_Aim_
Return all of the entries word for word, but omit the pictures they contain.

#### Extracted entries ####

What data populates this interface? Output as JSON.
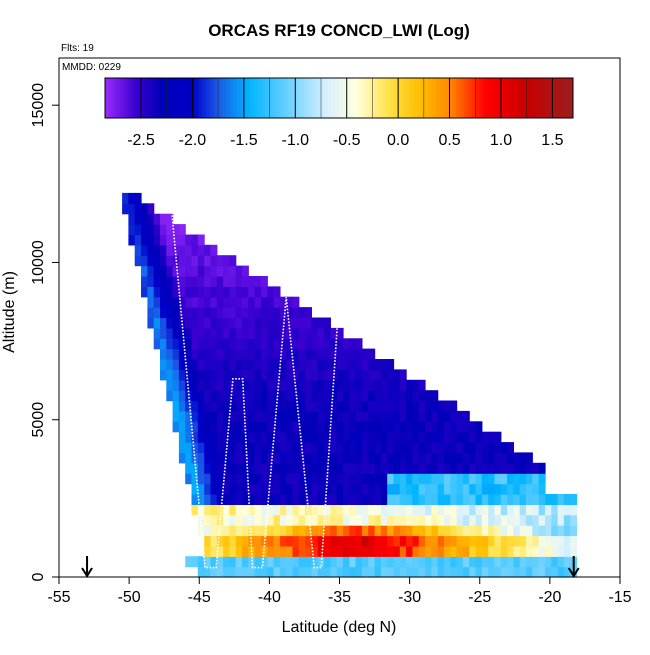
{
  "chart_data": {
    "type": "heatmap",
    "title": "ORCAS RF19 CONCD_LWI (Log)",
    "annotations": {
      "flights": "Flts: 19",
      "date": "MMDD: 0229"
    },
    "xlabel": "Latitude (deg N)",
    "ylabel": "Altitude (m)",
    "xlim": [
      -55,
      -15
    ],
    "ylim": [
      0,
      16500
    ],
    "x_ticks": [
      -55,
      -50,
      -45,
      -40,
      -35,
      -30,
      -25,
      -20,
      -15
    ],
    "y_ticks": [
      0,
      5000,
      10000,
      15000
    ],
    "colorbar": {
      "min": -2.85,
      "max": 1.7,
      "ticks": [
        -2.5,
        -2.0,
        -1.5,
        -1.0,
        -0.5,
        0.0,
        0.5,
        1.0,
        1.5
      ],
      "tick_labels": [
        "-2.5",
        "-2.0",
        "-1.5",
        "-1.0",
        "-0.5",
        "0.0",
        "0.5",
        "1.0",
        "1.5"
      ],
      "stops": [
        {
          "v": -2.85,
          "c": "#9b2cff"
        },
        {
          "v": -2.55,
          "c": "#3a00d0"
        },
        {
          "v": -2.3,
          "c": "#0000b8"
        },
        {
          "v": -2.0,
          "c": "#0000c8"
        },
        {
          "v": -1.75,
          "c": "#1a5ae8"
        },
        {
          "v": -1.45,
          "c": "#00b4ff"
        },
        {
          "v": -1.05,
          "c": "#6fd2ff"
        },
        {
          "v": -0.7,
          "c": "#d8f0ff"
        },
        {
          "v": -0.4,
          "c": "#ffffdc"
        },
        {
          "v": -0.1,
          "c": "#ffe34d"
        },
        {
          "v": 0.2,
          "c": "#ffc000"
        },
        {
          "v": 0.5,
          "c": "#ff8a00"
        },
        {
          "v": 0.85,
          "c": "#ff0000"
        },
        {
          "v": 1.25,
          "c": "#c80000"
        },
        {
          "v": 1.7,
          "c": "#9b1e1e"
        }
      ]
    },
    "flight_track": [
      [
        -47.0,
        11800
      ],
      [
        -44.6,
        300
      ],
      [
        -43.8,
        300
      ],
      [
        -42.6,
        6300
      ],
      [
        -41.9,
        6300
      ],
      [
        -41.2,
        300
      ],
      [
        -40.5,
        300
      ],
      [
        -38.8,
        8900
      ],
      [
        -36.8,
        300
      ],
      [
        -36.3,
        300
      ],
      [
        -35.1,
        8400
      ]
    ],
    "end_markers": [
      -53.0,
      -18.3
    ]
  }
}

####

_Response below_
What data populates this interface? Output as JSON.
{
  "chart_data": {
    "type": "heatmap",
    "title": "ORCAS RF19 CONCD_LWI (Log)",
    "annotations": {
      "flights": "Flts: 19",
      "date": "MMDD: 0229"
    },
    "xlabel": "Latitude (deg N)",
    "ylabel": "Altitude (m)",
    "xlim": [
      -55,
      -15
    ],
    "ylim": [
      0,
      16500
    ],
    "x_ticks": [
      -55,
      -50,
      -45,
      -40,
      -35,
      -30,
      -25,
      -20,
      -15
    ],
    "y_ticks": [
      0,
      5000,
      10000,
      15000
    ],
    "colorbar": {
      "min": -2.85,
      "max": 1.7,
      "ticks": [
        -2.5,
        -2.0,
        -1.5,
        -1.0,
        -0.5,
        0.0,
        0.5,
        1.0,
        1.5
      ],
      "tick_labels": [
        "-2.5",
        "-2.0",
        "-1.5",
        "-1.0",
        "-0.5",
        "0.0",
        "0.5",
        "1.0",
        "1.5"
      ],
      "stops": [
        {
          "v": -2.85,
          "c": "#9b2cff"
        },
        {
          "v": -2.55,
          "c": "#3a00d0"
        },
        {
          "v": -2.3,
          "c": "#0000b8"
        },
        {
          "v": -2.0,
          "c": "#0000c8"
        },
        {
          "v": -1.75,
          "c": "#1a5ae8"
        },
        {
          "v": -1.45,
          "c": "#00b4ff"
        },
        {
          "v": -1.05,
          "c": "#6fd2ff"
        },
        {
          "v": -0.7,
          "c": "#d8f0ff"
        },
        {
          "v": -0.4,
          "c": "#ffffdc"
        },
        {
          "v": -0.1,
          "c": "#ffe34d"
        },
        {
          "v": 0.2,
          "c": "#ffc000"
        },
        {
          "v": 0.5,
          "c": "#ff8a00"
        },
        {
          "v": 0.85,
          "c": "#ff0000"
        },
        {
          "v": 1.25,
          "c": "#c80000"
        },
        {
          "v": 1.7,
          "c": "#9b1e1e"
        }
      ]
    },
    "flight_track": [
      [
        -47.0,
        11800
      ],
      [
        -44.6,
        300
      ],
      [
        -43.8,
        300
      ],
      [
        -42.6,
        6300
      ],
      [
        -41.9,
        6300
      ],
      [
        -41.2,
        300
      ],
      [
        -40.5,
        300
      ],
      [
        -38.8,
        8900
      ],
      [
        -36.8,
        300
      ],
      [
        -36.3,
        300
      ],
      [
        -35.1,
        8400
      ]
    ],
    "end_markers": [
      -53.0,
      -18.3
    ]
  }
}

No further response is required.